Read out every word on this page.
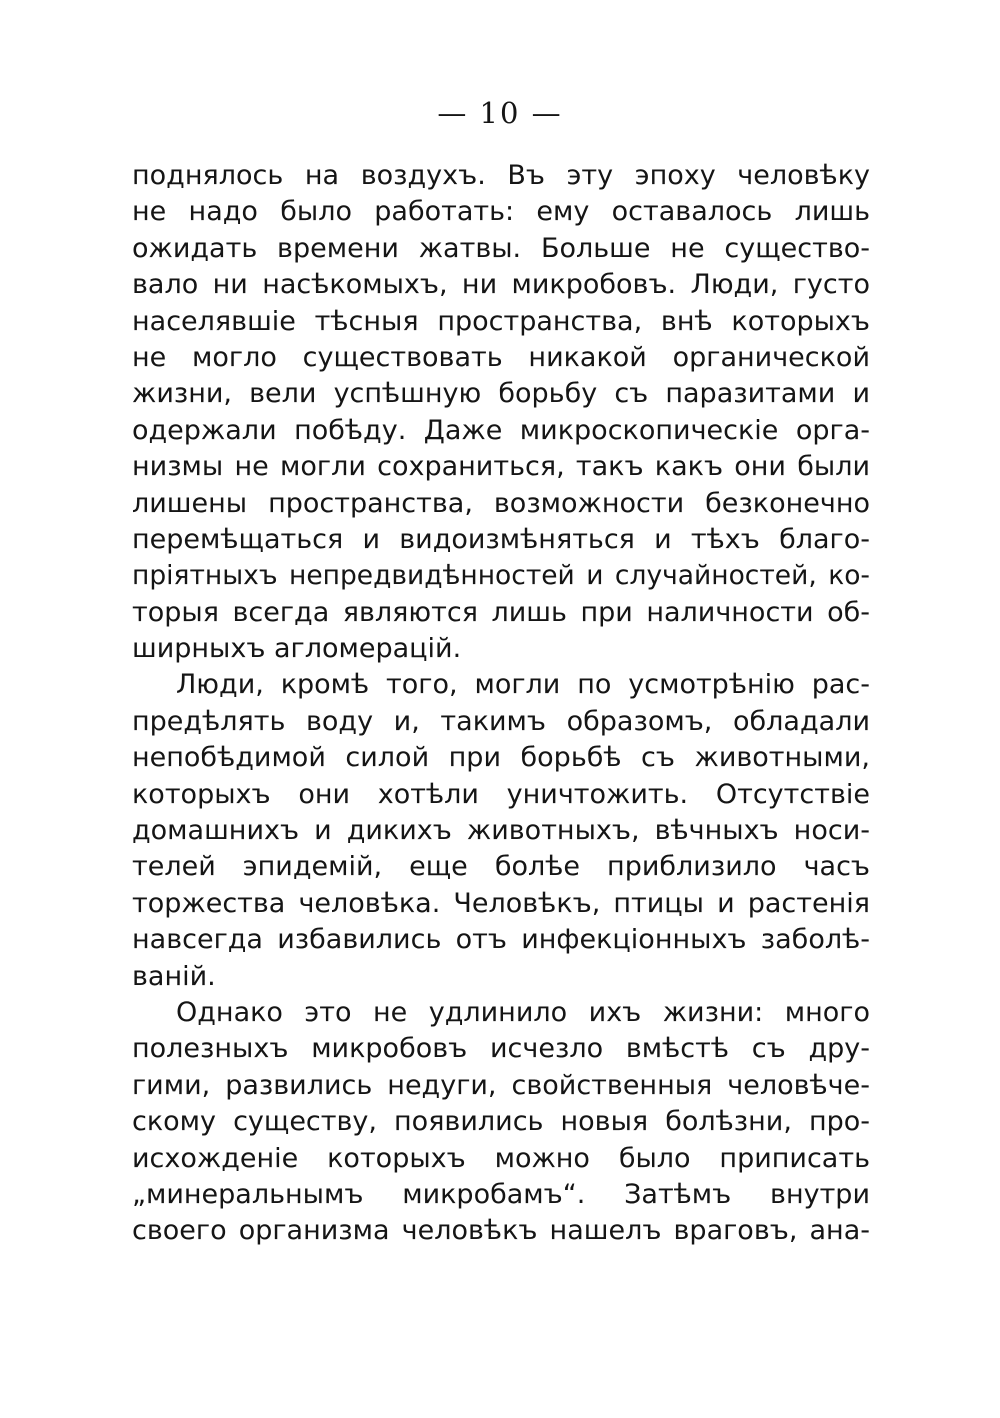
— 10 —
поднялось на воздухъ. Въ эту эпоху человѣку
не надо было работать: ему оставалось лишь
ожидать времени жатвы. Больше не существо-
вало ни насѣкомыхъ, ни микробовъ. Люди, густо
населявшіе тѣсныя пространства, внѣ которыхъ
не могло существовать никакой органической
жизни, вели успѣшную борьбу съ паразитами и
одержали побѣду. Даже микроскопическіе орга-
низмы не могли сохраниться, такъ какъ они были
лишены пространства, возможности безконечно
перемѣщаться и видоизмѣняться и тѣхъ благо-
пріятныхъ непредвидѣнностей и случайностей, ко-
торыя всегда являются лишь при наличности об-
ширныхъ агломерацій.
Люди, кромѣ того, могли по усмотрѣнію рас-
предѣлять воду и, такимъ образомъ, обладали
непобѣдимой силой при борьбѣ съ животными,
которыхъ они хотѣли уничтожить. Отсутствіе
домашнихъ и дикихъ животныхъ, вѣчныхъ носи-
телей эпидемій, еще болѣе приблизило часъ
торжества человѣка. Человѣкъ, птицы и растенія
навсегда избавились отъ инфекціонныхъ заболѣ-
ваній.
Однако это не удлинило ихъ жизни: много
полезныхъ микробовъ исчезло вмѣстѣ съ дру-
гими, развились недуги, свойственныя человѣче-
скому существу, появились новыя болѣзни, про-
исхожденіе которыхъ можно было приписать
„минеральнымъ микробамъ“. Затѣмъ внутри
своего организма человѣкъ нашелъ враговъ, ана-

_ _ _ _ _ _ _

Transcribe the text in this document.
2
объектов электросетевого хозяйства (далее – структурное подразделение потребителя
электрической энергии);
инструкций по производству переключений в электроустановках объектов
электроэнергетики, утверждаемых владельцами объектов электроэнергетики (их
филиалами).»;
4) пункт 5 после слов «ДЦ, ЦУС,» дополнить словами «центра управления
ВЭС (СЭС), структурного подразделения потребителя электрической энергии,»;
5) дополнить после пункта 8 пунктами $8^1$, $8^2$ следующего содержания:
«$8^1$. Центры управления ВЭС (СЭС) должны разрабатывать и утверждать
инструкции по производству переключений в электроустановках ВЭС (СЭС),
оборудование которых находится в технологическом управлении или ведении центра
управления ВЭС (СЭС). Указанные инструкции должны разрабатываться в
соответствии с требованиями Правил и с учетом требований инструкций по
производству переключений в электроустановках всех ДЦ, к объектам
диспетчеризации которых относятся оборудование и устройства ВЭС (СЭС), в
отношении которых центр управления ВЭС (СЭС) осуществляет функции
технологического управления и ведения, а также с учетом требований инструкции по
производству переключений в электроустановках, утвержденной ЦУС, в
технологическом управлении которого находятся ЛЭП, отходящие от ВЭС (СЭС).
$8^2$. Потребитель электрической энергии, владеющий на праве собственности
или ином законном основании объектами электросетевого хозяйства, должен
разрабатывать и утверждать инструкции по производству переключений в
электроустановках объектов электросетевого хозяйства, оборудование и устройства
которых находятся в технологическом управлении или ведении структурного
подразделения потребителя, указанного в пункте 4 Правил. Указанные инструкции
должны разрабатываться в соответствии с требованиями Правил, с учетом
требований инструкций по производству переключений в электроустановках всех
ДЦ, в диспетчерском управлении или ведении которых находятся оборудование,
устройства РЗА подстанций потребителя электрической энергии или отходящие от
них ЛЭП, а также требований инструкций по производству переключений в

_ _ _ _ _ _ _

◆ **REQUEST**
Tell how many lines in the material above include the word "которыхъ", giving the number only.

◆ **FINAL ANSWER**
3